PROBLEM TO SOLVE:
Gather each line of the entries below that includes "preview".

### MATERIAL SHOWN ###

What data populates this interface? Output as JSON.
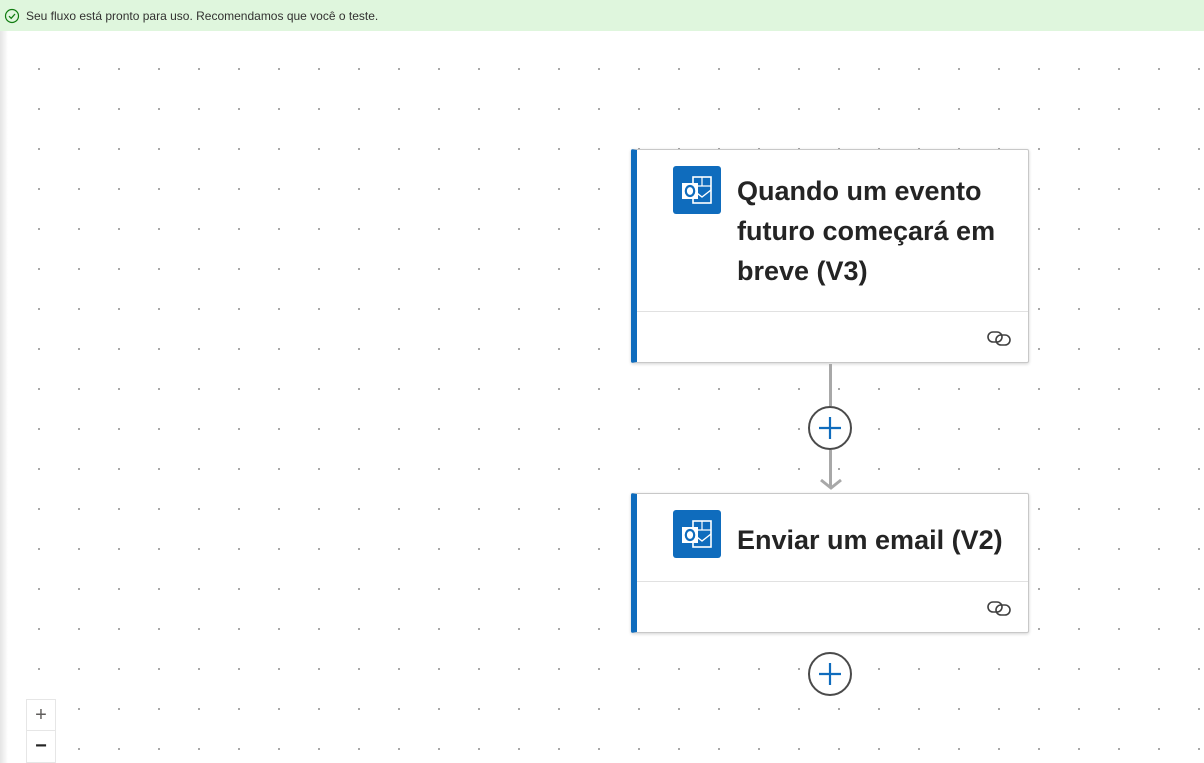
{
  "banner": {
    "message": "Seu fluxo está pronto para uso. Recomendamos que você o teste.",
    "icon": "check-circle-icon",
    "background": "#dff6dd",
    "icon_color": "#107c10"
  },
  "flow": {
    "steps": [
      {
        "title": "Quando um evento futuro começará em breve (V3)",
        "icon": "outlook-icon",
        "footer_icon": "link-icon",
        "accent": "#0f6cbd"
      },
      {
        "title": "Enviar um email (V2)",
        "icon": "outlook-icon",
        "footer_icon": "link-icon",
        "accent": "#0f6cbd"
      }
    ],
    "add_step_icon": "plus-icon"
  },
  "zoom": {
    "in_label": "+",
    "out_label": "−"
  }
}
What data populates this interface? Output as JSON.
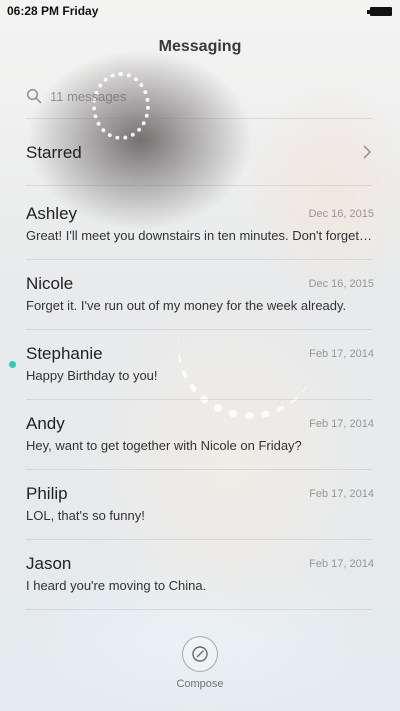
{
  "status_bar": {
    "time": "06:28 PM Friday"
  },
  "header": {
    "title": "Messaging"
  },
  "search": {
    "placeholder": "11 messages"
  },
  "starred": {
    "label": "Starred"
  },
  "conversations": [
    {
      "name": "Ashley",
      "date": "Dec 16, 2015",
      "preview": "Great! I'll meet you downstairs in ten minutes. Don't forget your umbrella.",
      "unread": false
    },
    {
      "name": "Nicole",
      "date": "Dec 16, 2015",
      "preview": "Forget it. I've run out of my money for the week already.",
      "unread": false
    },
    {
      "name": "Stephanie",
      "date": "Feb 17, 2014",
      "preview": "Happy Birthday to you!",
      "unread": true
    },
    {
      "name": "Andy",
      "date": "Feb 17, 2014",
      "preview": "Hey, want to get together with Nicole on Friday?",
      "unread": false
    },
    {
      "name": "Philip",
      "date": "Feb 17, 2014",
      "preview": "LOL, that's so funny!",
      "unread": false
    },
    {
      "name": "Jason",
      "date": "Feb 17, 2014",
      "preview": "I heard you're moving to China.",
      "unread": false
    }
  ],
  "compose": {
    "label": "Compose",
    "icon": "compose-icon"
  },
  "colors": {
    "unread_dot": "#1fd1b6"
  }
}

###

TASK SOLUTION:
      "preview": "Great! I'll meet you downstairs in ten minutes. Don't forget your umbrella.",
      "preview": "Forget it. I've run out of my money for the week already.",
      "preview": "Happy Birthday to you!",
      "preview": "Hey, want to get together with Nicole on Friday?",
      "preview": "LOL, that's so funny!",
      "preview": "I heard you're moving to China.",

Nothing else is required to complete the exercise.